Goal — Write out the material exactly, leaving every picture behind.

[Records]
________________________
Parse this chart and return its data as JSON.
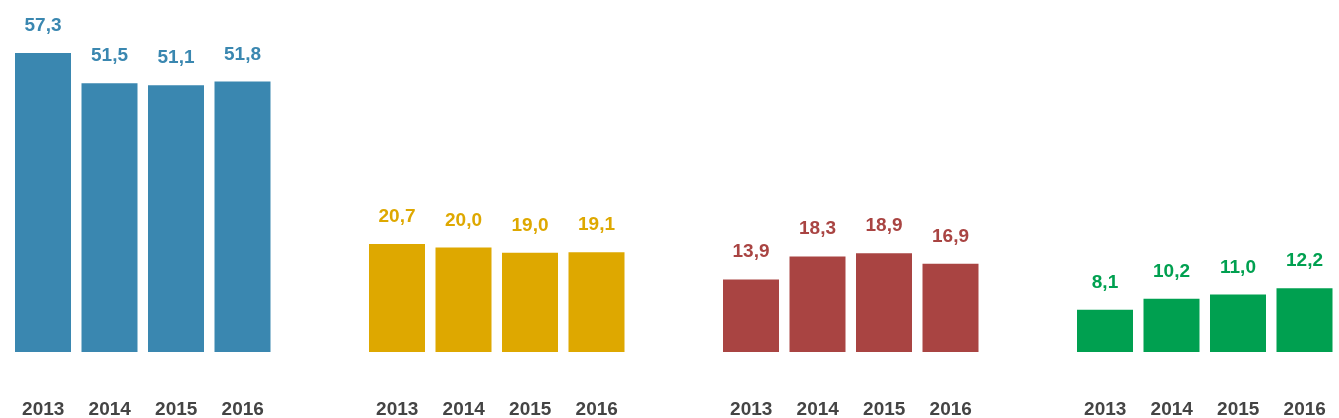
{
  "chart_data": [
    {
      "type": "bar",
      "categories": [
        "2013",
        "2014",
        "2015",
        "2016"
      ],
      "values": [
        57.3,
        51.5,
        51.1,
        51.8
      ],
      "color": "#3a87b0",
      "value_labels": [
        "57,3",
        "51,5",
        "51,1",
        "51,8"
      ],
      "tick_labels": "x",
      "grid": false,
      "legend": false
    },
    {
      "type": "bar",
      "categories": [
        "2013",
        "2014",
        "2015",
        "2016"
      ],
      "values": [
        20.7,
        20.0,
        19.0,
        19.1
      ],
      "color": "#dea800",
      "value_labels": [
        "20,7",
        "20,0",
        "19,0",
        "19,1"
      ],
      "tick_labels": "x",
      "grid": false,
      "legend": false
    },
    {
      "type": "bar",
      "categories": [
        "2013",
        "2014",
        "2015",
        "2016"
      ],
      "values": [
        13.9,
        18.3,
        18.9,
        16.9
      ],
      "color": "#a94442",
      "value_labels": [
        "13,9",
        "18,3",
        "18,9",
        "16,9"
      ],
      "tick_labels": "x",
      "grid": false,
      "legend": false
    },
    {
      "type": "bar",
      "categories": [
        "2013",
        "2014",
        "2015",
        "2016"
      ],
      "values": [
        8.1,
        10.2,
        11.0,
        12.2
      ],
      "color": "#00a050",
      "value_labels": [
        "8,1",
        "10,2",
        "11,0",
        "12,2"
      ],
      "tick_labels": "x",
      "grid": false,
      "legend": false
    }
  ]
}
________________________
Result of the task —
Parse this chart and return its data as JSON.
{
  "chart_data": [
    {
      "type": "bar",
      "categories": [
        "2013",
        "2014",
        "2015",
        "2016"
      ],
      "values": [
        57.3,
        51.5,
        51.1,
        51.8
      ],
      "color": "#3a87b0",
      "value_labels": [
        "57,3",
        "51,5",
        "51,1",
        "51,8"
      ],
      "tick_labels": "x",
      "grid": false,
      "legend": false
    },
    {
      "type": "bar",
      "categories": [
        "2013",
        "2014",
        "2015",
        "2016"
      ],
      "values": [
        20.7,
        20.0,
        19.0,
        19.1
      ],
      "color": "#dea800",
      "value_labels": [
        "20,7",
        "20,0",
        "19,0",
        "19,1"
      ],
      "tick_labels": "x",
      "grid": false,
      "legend": false
    },
    {
      "type": "bar",
      "categories": [
        "2013",
        "2014",
        "2015",
        "2016"
      ],
      "values": [
        13.9,
        18.3,
        18.9,
        16.9
      ],
      "color": "#a94442",
      "value_labels": [
        "13,9",
        "18,3",
        "18,9",
        "16,9"
      ],
      "tick_labels": "x",
      "grid": false,
      "legend": false
    },
    {
      "type": "bar",
      "categories": [
        "2013",
        "2014",
        "2015",
        "2016"
      ],
      "values": [
        8.1,
        10.2,
        11.0,
        12.2
      ],
      "color": "#00a050",
      "value_labels": [
        "8,1",
        "10,2",
        "11,0",
        "12,2"
      ],
      "tick_labels": "x",
      "grid": false,
      "legend": false
    }
  ]
}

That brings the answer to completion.